» Problem:
Every line below that contains "Colmare" is to be copied.

» Dataset records:
-- Begin --

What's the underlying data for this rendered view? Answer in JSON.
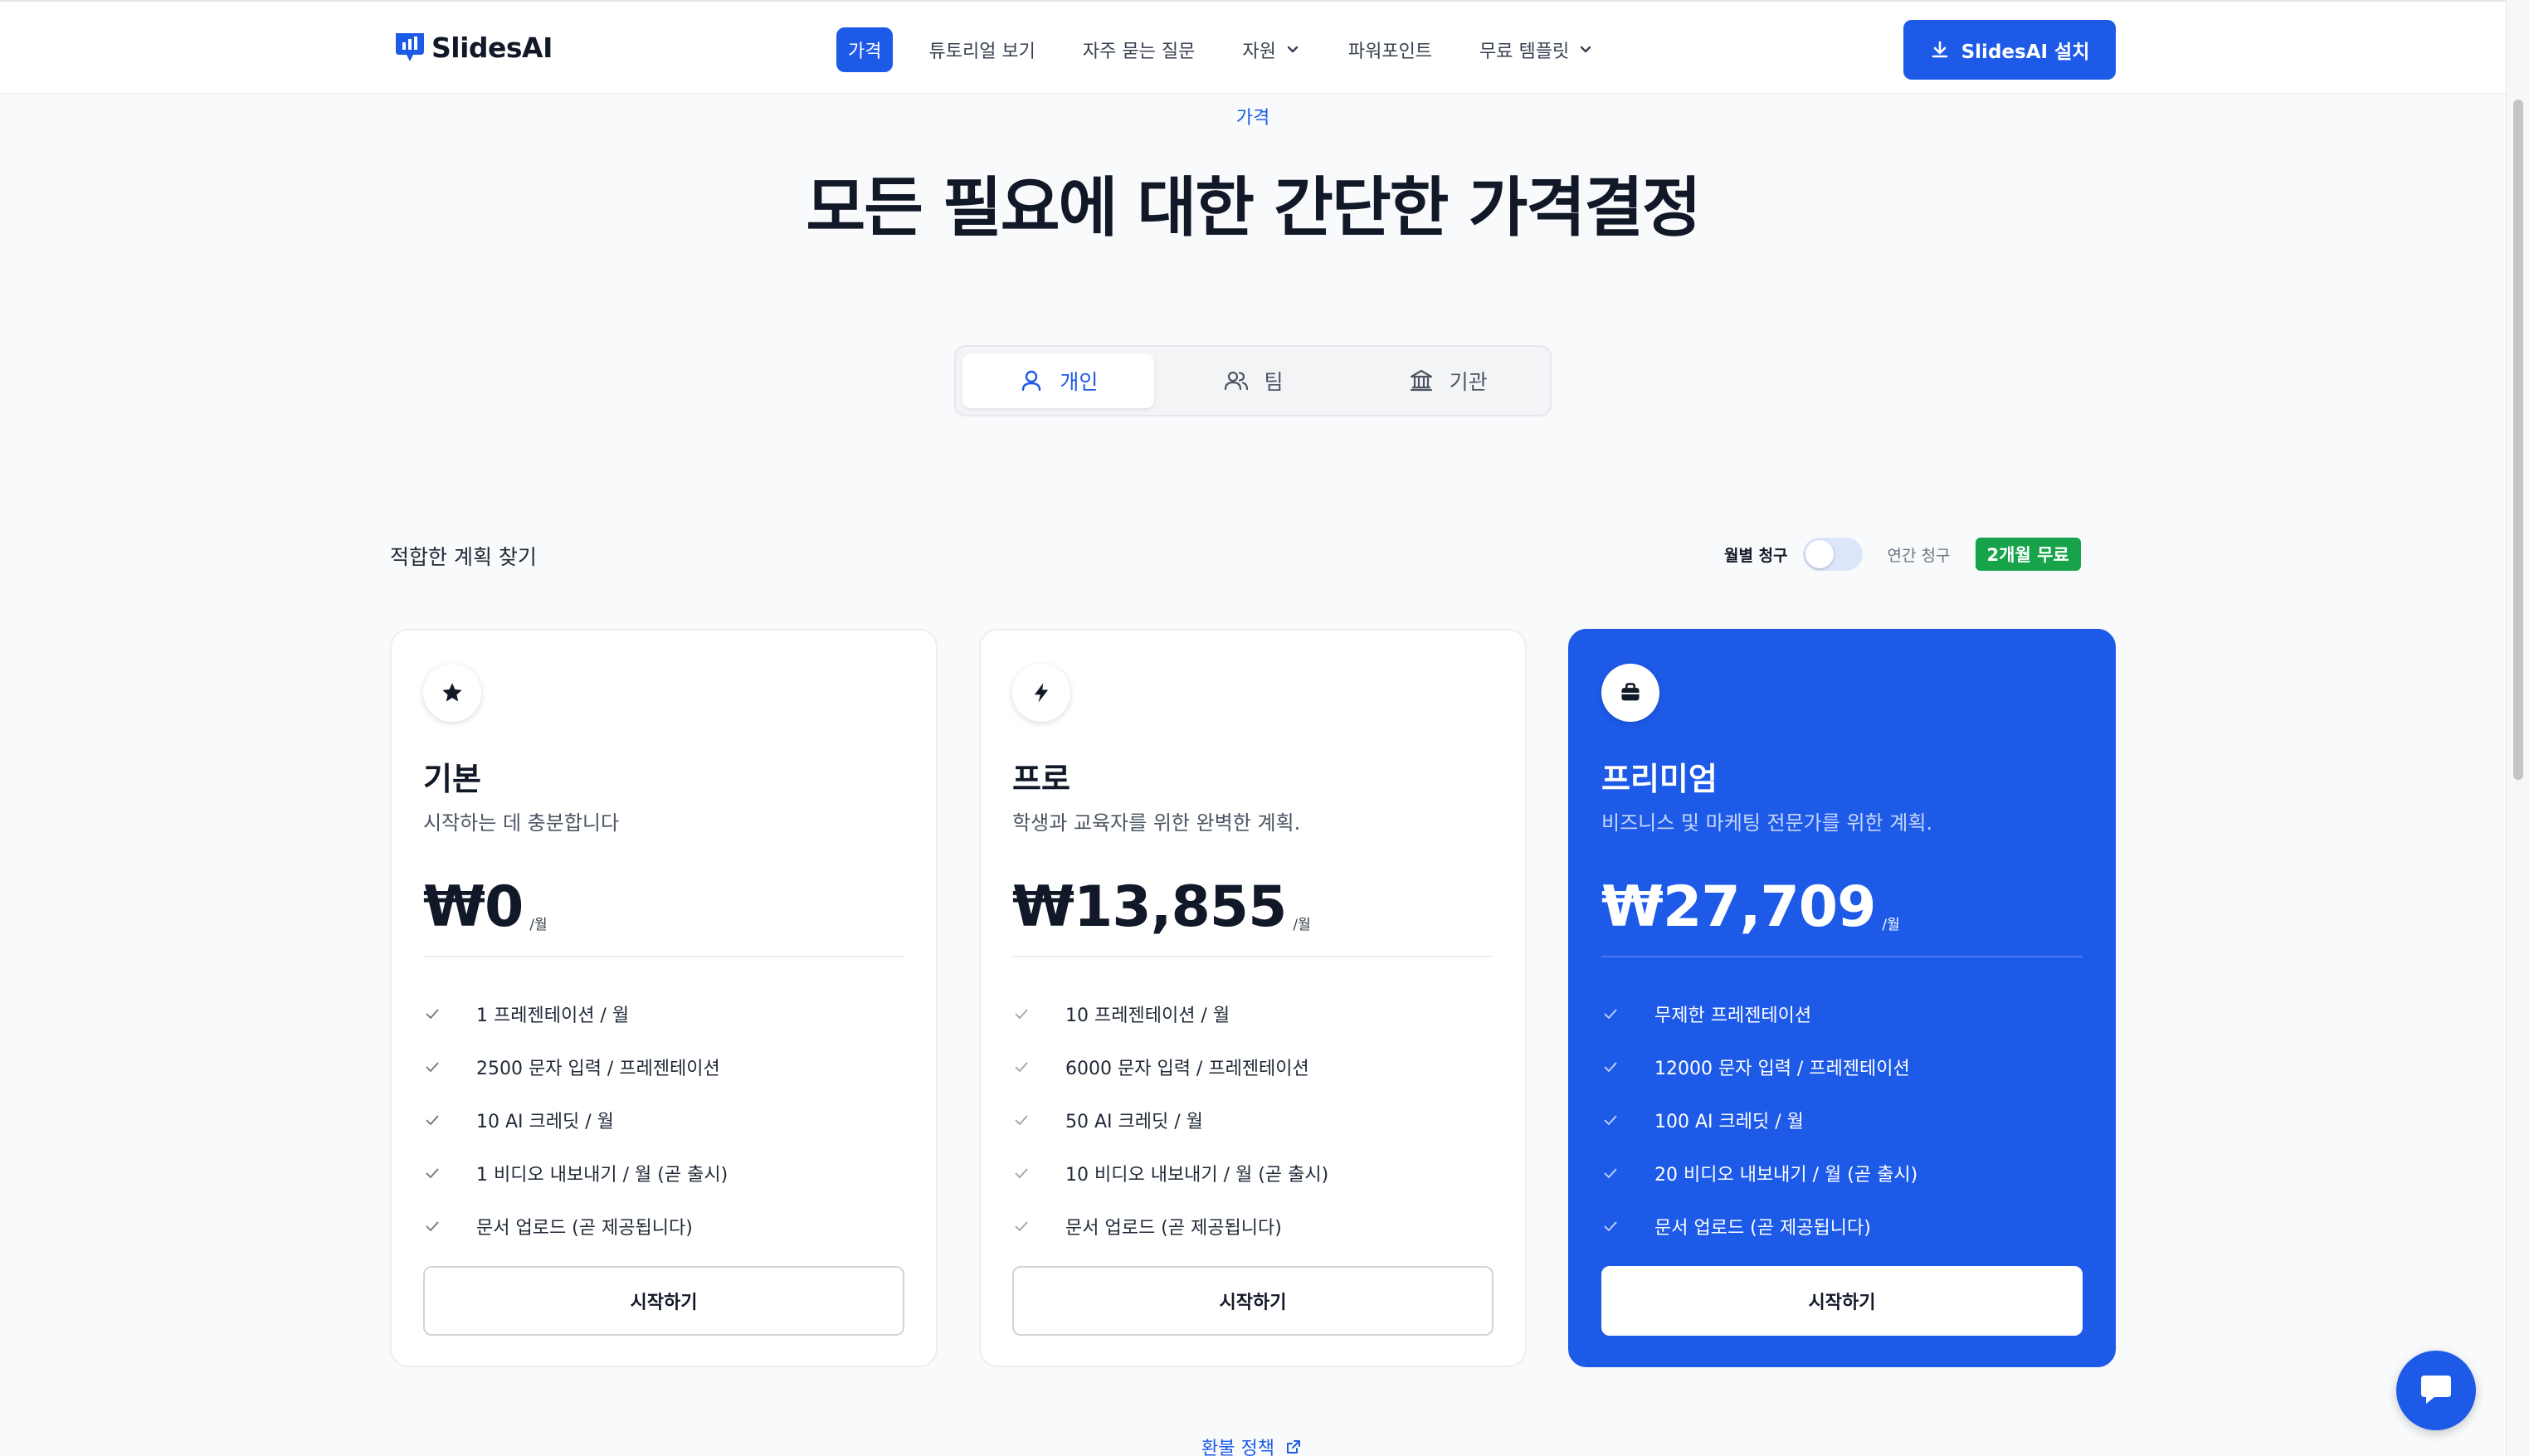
{
  "brand": {
    "name": "SlidesAI"
  },
  "nav": {
    "items": [
      {
        "label": "가격",
        "active": true,
        "dropdown": false
      },
      {
        "label": "튜토리얼 보기",
        "active": false,
        "dropdown": false
      },
      {
        "label": "자주 묻는 질문",
        "active": false,
        "dropdown": false
      },
      {
        "label": "자원",
        "active": false,
        "dropdown": true
      },
      {
        "label": "파워포인트",
        "active": false,
        "dropdown": false
      },
      {
        "label": "무료 템플릿",
        "active": false,
        "dropdown": true
      }
    ],
    "install_label": "SlidesAI 설치"
  },
  "hero": {
    "eyebrow": "가격",
    "title": "모든 필요에 대한 간단한 가격결정"
  },
  "segment": {
    "tabs": [
      {
        "label": "개인",
        "icon": "user-icon",
        "active": true
      },
      {
        "label": "팀",
        "icon": "users-icon",
        "active": false
      },
      {
        "label": "기관",
        "icon": "institution-icon",
        "active": false
      }
    ]
  },
  "plans_header": {
    "find_label": "적합한 계획 찾기",
    "monthly_label": "월별 청구",
    "yearly_label": "연간 청구",
    "discount_badge": "2개월 무료",
    "annual_selected": false
  },
  "plans": [
    {
      "name": "기본",
      "description": "시작하는 데 충분합니다",
      "price": "₩0",
      "per": "/월",
      "icon": "star-icon",
      "features": [
        "1 프레젠테이션 / 월",
        "2500 문자 입력 / 프레젠테이션",
        "10 AI 크레딧 / 월",
        "1 비디오 내보내기 / 월 (곧 출시)",
        "문서 업로드 (곧 제공됩니다)"
      ],
      "cta": "시작하기",
      "highlighted": false
    },
    {
      "name": "프로",
      "description": "학생과 교육자를 위한 완벽한 계획.",
      "price": "₩13,855",
      "per": "/월",
      "icon": "lightning-icon",
      "features": [
        "10 프레젠테이션 / 월",
        "6000 문자 입력 / 프레젠테이션",
        "50 AI 크레딧 / 월",
        "10 비디오 내보내기 / 월 (곧 출시)",
        "문서 업로드 (곧 제공됩니다)"
      ],
      "cta": "시작하기",
      "highlighted": false
    },
    {
      "name": "프리미엄",
      "description": "비즈니스 및 마케팅 전문가를 위한 계획.",
      "price": "₩27,709",
      "per": "/월",
      "icon": "briefcase-icon",
      "features": [
        "무제한 프레젠테이션",
        "12000 문자 입력 / 프레젠테이션",
        "100 AI 크레딧 / 월",
        "20 비디오 내보내기 / 월 (곧 출시)",
        "문서 업로드 (곧 제공됩니다)"
      ],
      "cta": "시작하기",
      "highlighted": true
    }
  ],
  "footer_link": {
    "label": "환불 정책"
  },
  "colors": {
    "accent": "#1d5ae8",
    "badge": "#16a34a"
  }
}
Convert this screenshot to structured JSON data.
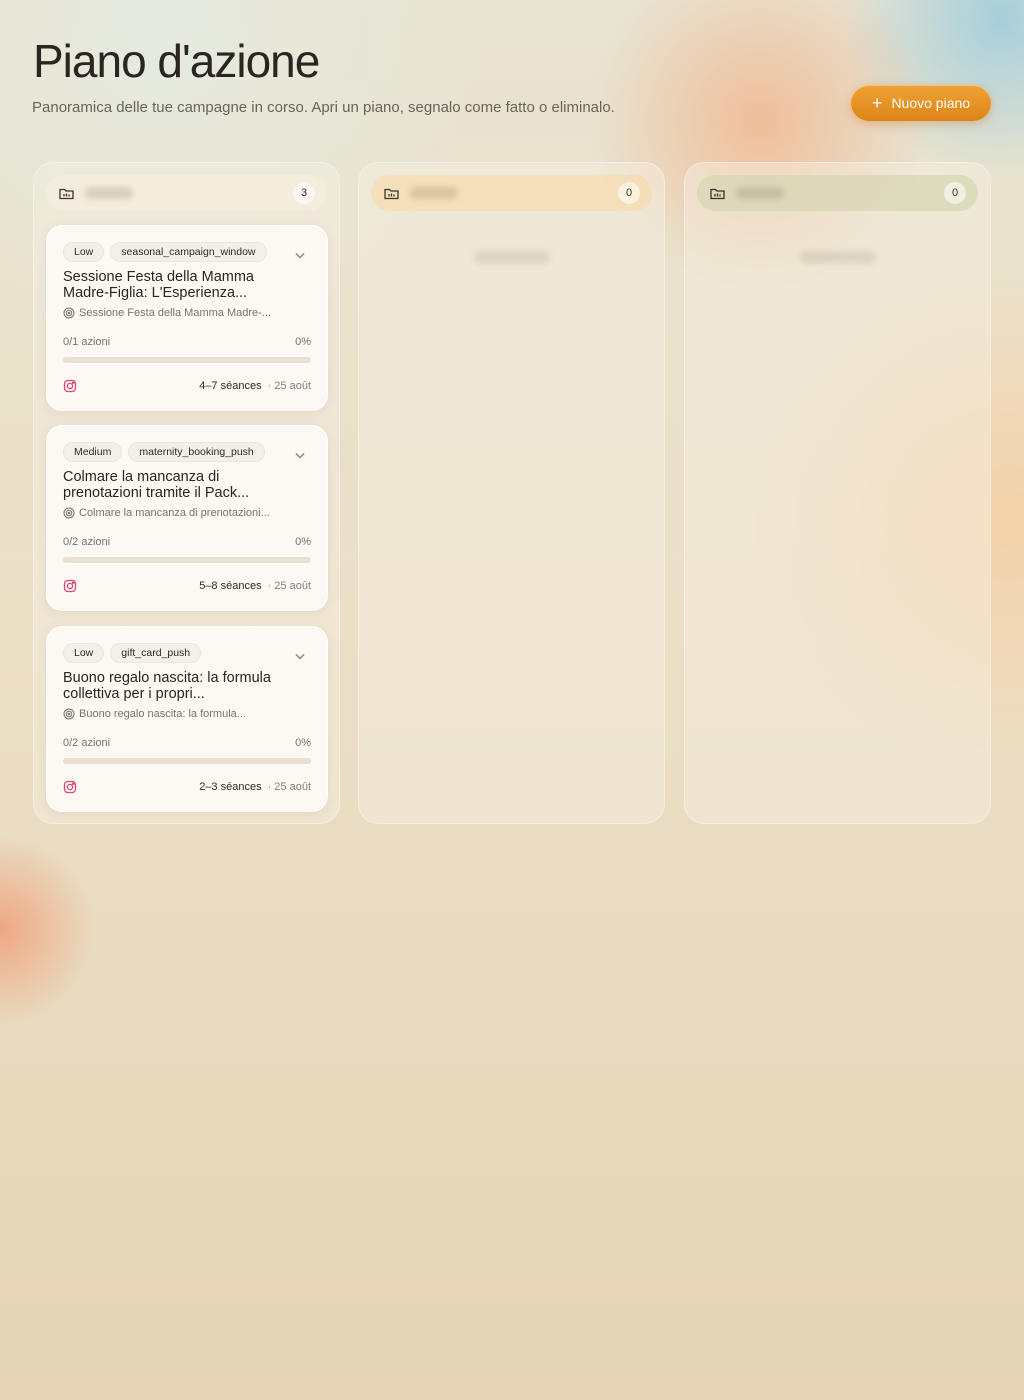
{
  "page": {
    "title": "Piano d'azione",
    "subtitle": "Panoramica delle tue campagne in corso. Apri un piano, segnalo come fatto o eliminalo."
  },
  "new_plan_button": {
    "label": "Nuovo piano",
    "icon": "plus-icon"
  },
  "colors": {
    "accent": "#E8931F",
    "instagram": "#E0457A"
  },
  "columns": [
    {
      "count": "3",
      "icon": "folder-icon"
    },
    {
      "count": "0",
      "icon": "folder-icon"
    },
    {
      "count": "0",
      "icon": "folder-icon"
    }
  ],
  "cards": [
    {
      "priority": "Low",
      "tag": "seasonal_campaign_window",
      "title": "Sessione Festa della Mamma Madre-Figlia: L'Esperienza...",
      "subtitle": "Sessione Festa della Mamma Madre-...",
      "actions": "0/1 azioni",
      "percent": "0%",
      "progress": 0,
      "sessions": "4–7 séances",
      "date": "· 25 août",
      "channel_icon": "instagram-icon"
    },
    {
      "priority": "Medium",
      "tag": "maternity_booking_push",
      "title": "Colmare la mancanza di prenotazioni tramite il Pack...",
      "subtitle": "Colmare la mancanza di prenotazioni...",
      "actions": "0/2 azioni",
      "percent": "0%",
      "progress": 0,
      "sessions": "5–8 séances",
      "date": "· 25 août",
      "channel_icon": "instagram-icon"
    },
    {
      "priority": "Low",
      "tag": "gift_card_push",
      "title": "Buono regalo nascita: la formula collettiva per i propri...",
      "subtitle": "Buono regalo nascita: la formula...",
      "actions": "0/2 azioni",
      "percent": "0%",
      "progress": 0,
      "sessions": "2–3 séances",
      "date": "· 25 août",
      "channel_icon": "instagram-icon"
    }
  ]
}
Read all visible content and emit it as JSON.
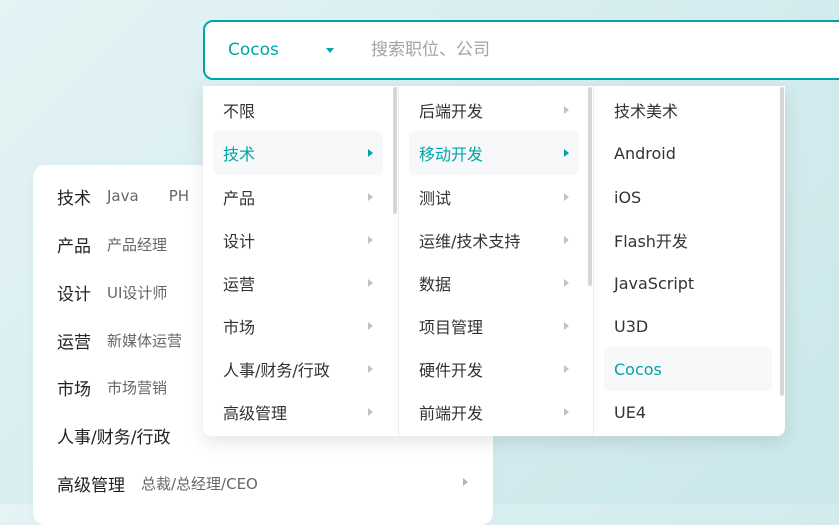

-- End --

» The answer:
      "title": "Colmare la mancanza di prenotazioni tramite il Pack...",
      "subtitle": "Colmare la mancanza di prenotazioni...",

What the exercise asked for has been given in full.